==== EXTRACTED MATERIAL ====

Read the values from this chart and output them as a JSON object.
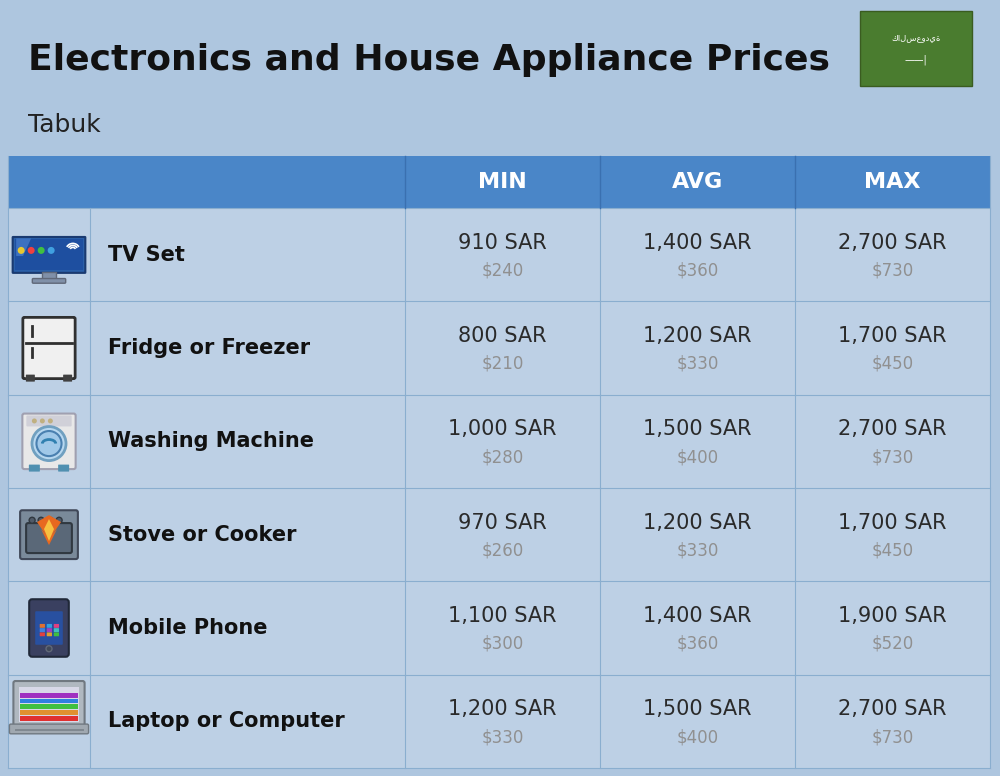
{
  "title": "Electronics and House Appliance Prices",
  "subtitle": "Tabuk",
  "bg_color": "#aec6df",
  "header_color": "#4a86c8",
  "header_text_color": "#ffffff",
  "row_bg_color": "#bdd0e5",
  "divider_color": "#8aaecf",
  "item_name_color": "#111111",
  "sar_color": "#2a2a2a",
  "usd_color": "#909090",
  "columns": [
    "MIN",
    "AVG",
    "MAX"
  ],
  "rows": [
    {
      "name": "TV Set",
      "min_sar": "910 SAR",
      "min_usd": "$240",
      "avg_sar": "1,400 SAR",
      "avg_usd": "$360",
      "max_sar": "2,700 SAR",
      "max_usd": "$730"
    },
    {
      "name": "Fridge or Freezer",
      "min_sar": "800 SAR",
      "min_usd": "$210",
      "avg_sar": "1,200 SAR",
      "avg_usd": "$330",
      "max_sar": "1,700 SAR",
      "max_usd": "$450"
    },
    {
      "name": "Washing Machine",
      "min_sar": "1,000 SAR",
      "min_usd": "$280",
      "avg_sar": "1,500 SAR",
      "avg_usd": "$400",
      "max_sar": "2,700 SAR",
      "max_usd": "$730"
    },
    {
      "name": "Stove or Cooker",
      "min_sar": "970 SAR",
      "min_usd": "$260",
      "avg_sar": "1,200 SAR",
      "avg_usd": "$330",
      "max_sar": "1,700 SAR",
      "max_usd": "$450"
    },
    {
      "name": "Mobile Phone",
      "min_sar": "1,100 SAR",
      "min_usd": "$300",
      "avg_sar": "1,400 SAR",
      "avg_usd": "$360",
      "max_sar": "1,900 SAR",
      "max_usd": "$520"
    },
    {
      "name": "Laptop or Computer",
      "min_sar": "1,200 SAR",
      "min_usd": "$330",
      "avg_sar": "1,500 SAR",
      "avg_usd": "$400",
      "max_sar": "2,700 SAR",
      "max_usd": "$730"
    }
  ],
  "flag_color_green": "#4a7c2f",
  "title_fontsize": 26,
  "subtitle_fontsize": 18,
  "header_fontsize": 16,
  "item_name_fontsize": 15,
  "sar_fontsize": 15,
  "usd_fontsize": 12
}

====

> _INSTRUCTIONS TO FOLLOW_
Output the data exactly. Pictures don't belong in the result.

> _OUTPUT OF THE TASK_
Read the values from this chart and output them as a JSON object.
{
  "title": "Electronics and House Appliance Prices",
  "subtitle": "Tabuk",
  "bg_color": "#aec6df",
  "header_color": "#4a86c8",
  "header_text_color": "#ffffff",
  "row_bg_color": "#bdd0e5",
  "divider_color": "#8aaecf",
  "item_name_color": "#111111",
  "sar_color": "#2a2a2a",
  "usd_color": "#909090",
  "columns": [
    "MIN",
    "AVG",
    "MAX"
  ],
  "rows": [
    {
      "name": "TV Set",
      "min_sar": "910 SAR",
      "min_usd": "$240",
      "avg_sar": "1,400 SAR",
      "avg_usd": "$360",
      "max_sar": "2,700 SAR",
      "max_usd": "$730"
    },
    {
      "name": "Fridge or Freezer",
      "min_sar": "800 SAR",
      "min_usd": "$210",
      "avg_sar": "1,200 SAR",
      "avg_usd": "$330",
      "max_sar": "1,700 SAR",
      "max_usd": "$450"
    },
    {
      "name": "Washing Machine",
      "min_sar": "1,000 SAR",
      "min_usd": "$280",
      "avg_sar": "1,500 SAR",
      "avg_usd": "$400",
      "max_sar": "2,700 SAR",
      "max_usd": "$730"
    },
    {
      "name": "Stove or Cooker",
      "min_sar": "970 SAR",
      "min_usd": "$260",
      "avg_sar": "1,200 SAR",
      "avg_usd": "$330",
      "max_sar": "1,700 SAR",
      "max_usd": "$450"
    },
    {
      "name": "Mobile Phone",
      "min_sar": "1,100 SAR",
      "min_usd": "$300",
      "avg_sar": "1,400 SAR",
      "avg_usd": "$360",
      "max_sar": "1,900 SAR",
      "max_usd": "$520"
    },
    {
      "name": "Laptop or Computer",
      "min_sar": "1,200 SAR",
      "min_usd": "$330",
      "avg_sar": "1,500 SAR",
      "avg_usd": "$400",
      "max_sar": "2,700 SAR",
      "max_usd": "$730"
    }
  ],
  "flag_color_green": "#4a7c2f",
  "title_fontsize": 26,
  "subtitle_fontsize": 18,
  "header_fontsize": 16,
  "item_name_fontsize": 15,
  "sar_fontsize": 15,
  "usd_fontsize": 12
}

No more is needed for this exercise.